Work instructions –
Leave out all pictures. Extract exactly the lines from the one containing "Convert this document image to plain text." through the end of the data.

Provided information –
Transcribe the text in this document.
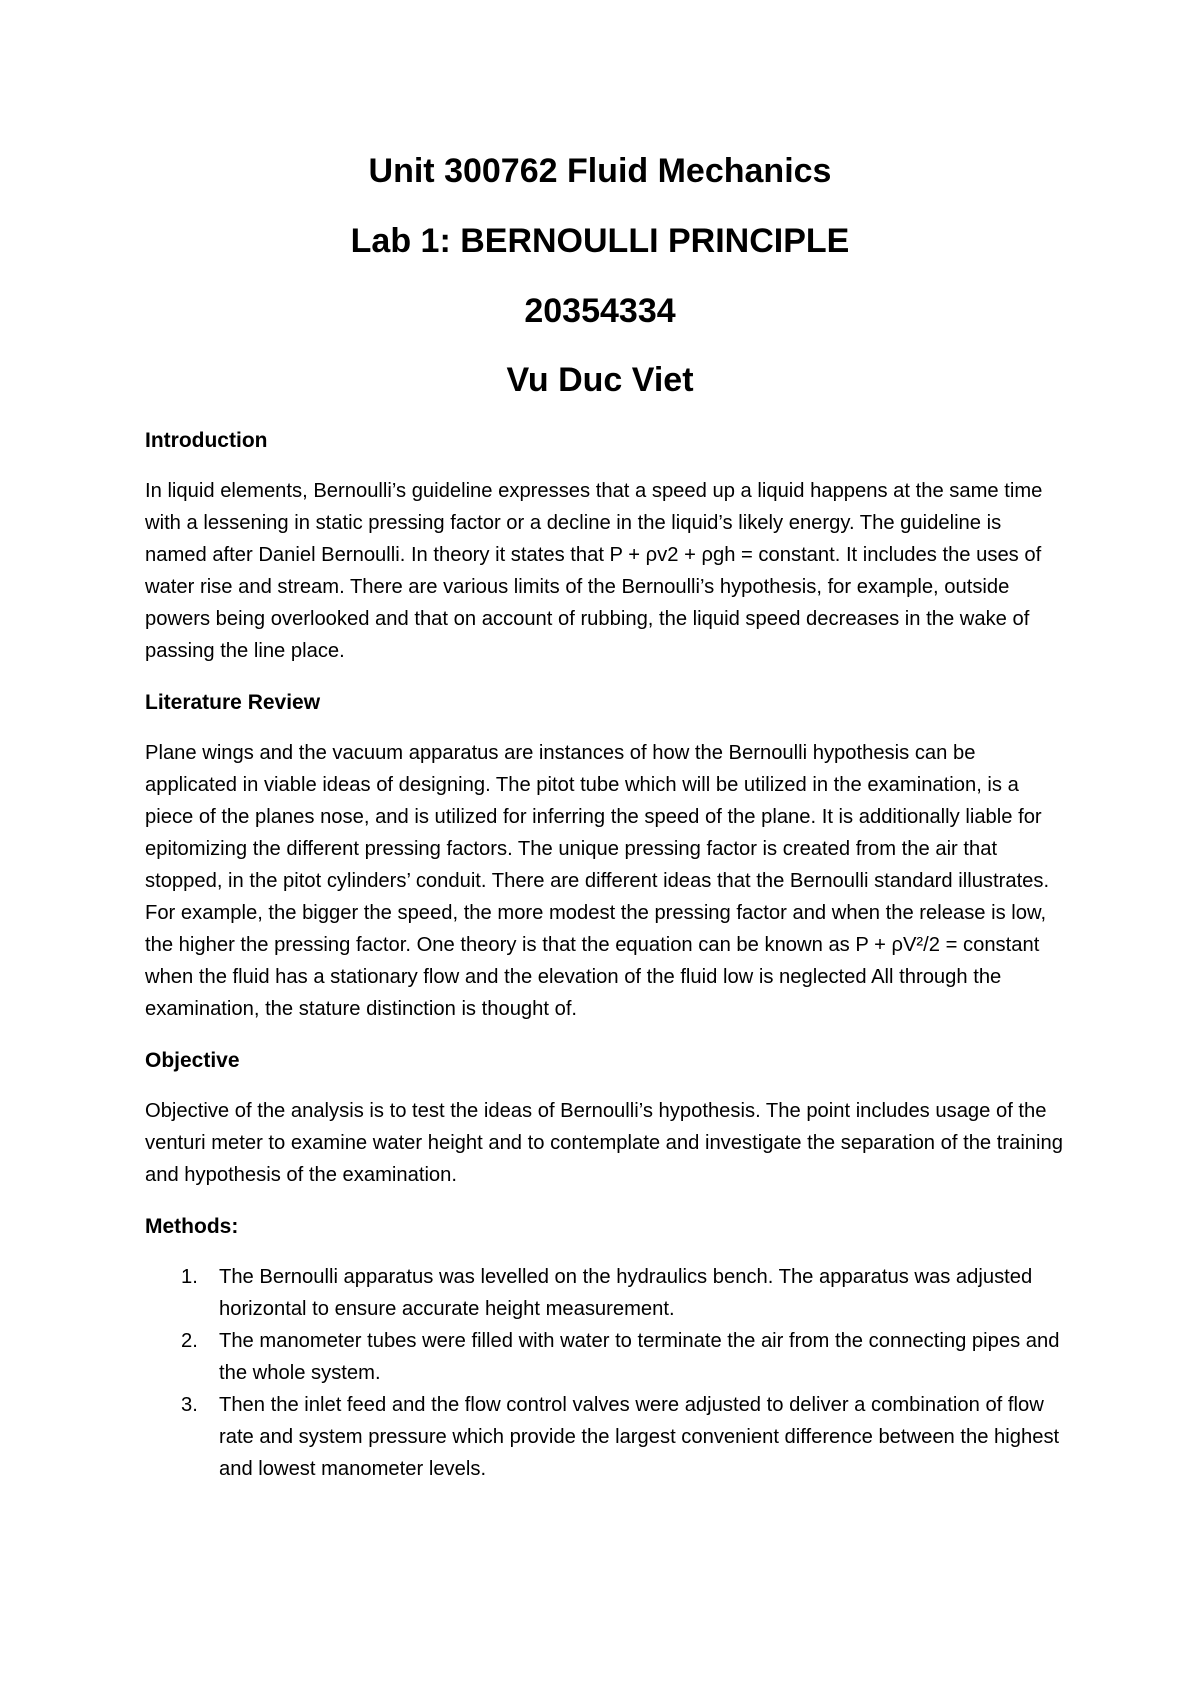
Unit 300762 Fluid Mechanics
Lab 1: BERNOULLI PRINCIPLE
20354334
Vu Duc Viet
Introduction

In liquid elements, Bernoulli’s guideline expresses that a speed up a liquid happens at the same time with a lessening in static pressing factor or a decline in the liquid’s likely energy. The guideline is named after Daniel Bernoulli. In theory it states that P + ρv2 + ρgh = constant. It includes the uses of water rise and stream. There are various limits of the Bernoulli’s hypothesis, for example, outside powers being overlooked and that on account of rubbing, the liquid speed decreases in the wake of passing the line place.

Literature Review

Plane wings and the vacuum apparatus are instances of how the Bernoulli hypothesis can be applicated in viable ideas of designing. The pitot tube which will be utilized in the examination, is a piece of the planes nose, and is utilized for inferring the speed of the plane. It is additionally liable for epitomizing the different pressing factors. The unique pressing factor is created from the air that stopped, in the pitot cylinders’ conduit. There are different ideas that the Bernoulli standard illustrates. For example, the bigger the speed, the more modest the pressing factor and when the release is low, the higher the pressing factor. One theory is that the equation can be known as P + ρV²/2 = constant when the fluid has a stationary flow and the elevation of the fluid low is neglected All through the examination, the stature distinction is thought of.

Objective

Objective of the analysis is to test the ideas of Bernoulli’s hypothesis. The point includes usage of the venturi meter to examine water height and to contemplate and investigate the separation of the training and hypothesis of the examination.

Methods:
1. The Bernoulli apparatus was levelled on the hydraulics bench. The apparatus was adjusted horizontal to ensure accurate height measurement.
2. The manometer tubes were filled with water to terminate the air from the connecting pipes and the whole system.
3. Then the inlet feed and the flow control valves were adjusted to deliver a combination of flow rate and system pressure which provide the largest convenient difference between the highest and lowest manometer levels.
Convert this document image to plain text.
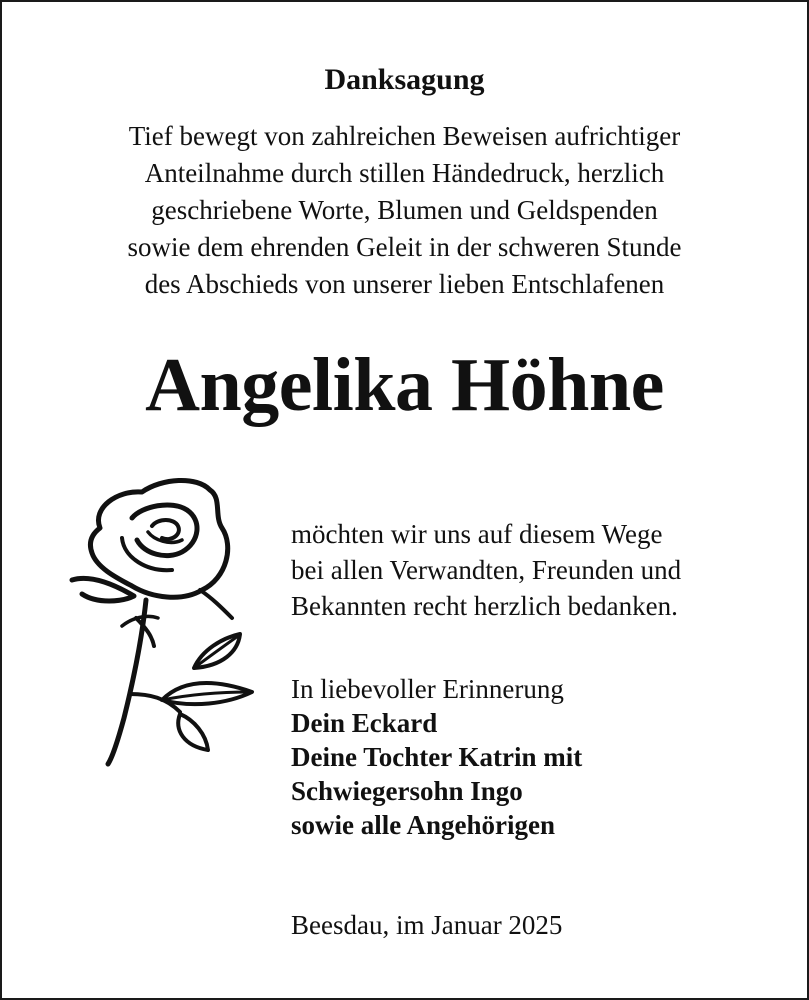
Danksagung
Tief bewegt von zahlreichen Beweisen aufrichtiger
Anteilnahme durch stillen Händedruck, herzlich
geschriebene Worte, Blumen und Geldspenden
sowie dem ehrenden Geleit in der schweren Stunde
des Abschieds von unserer lieben Entschlafenen
Angelika Höhne
möchten wir uns auf diesem Wege
bei allen Verwandten, Freunden und
Bekannten recht herzlich bedanken.
In liebevoller Erinnerung
Dein Eckard
Deine Tochter Katrin mit
Schwiegersohn Ingo
sowie alle Angehörigen
Beesdau, im Januar 2025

Written answer –
Convert this document image to plain text.
Danksagung
Tief bewegt von zahlreichen Beweisen aufrichtiger
Anteilnahme durch stillen Händedruck, herzlich
geschriebene Worte, Blumen und Geldspenden
sowie dem ehrenden Geleit in der schweren Stunde
des Abschieds von unserer lieben Entschlafenen
Angelika Höhne
möchten wir uns auf diesem Wege
bei allen Verwandten, Freunden und
Bekannten recht herzlich bedanken.
In liebevoller Erinnerung
Dein Eckard
Deine Tochter Katrin mit
Schwiegersohn Ingo
sowie alle Angehörigen
Beesdau, im Januar 2025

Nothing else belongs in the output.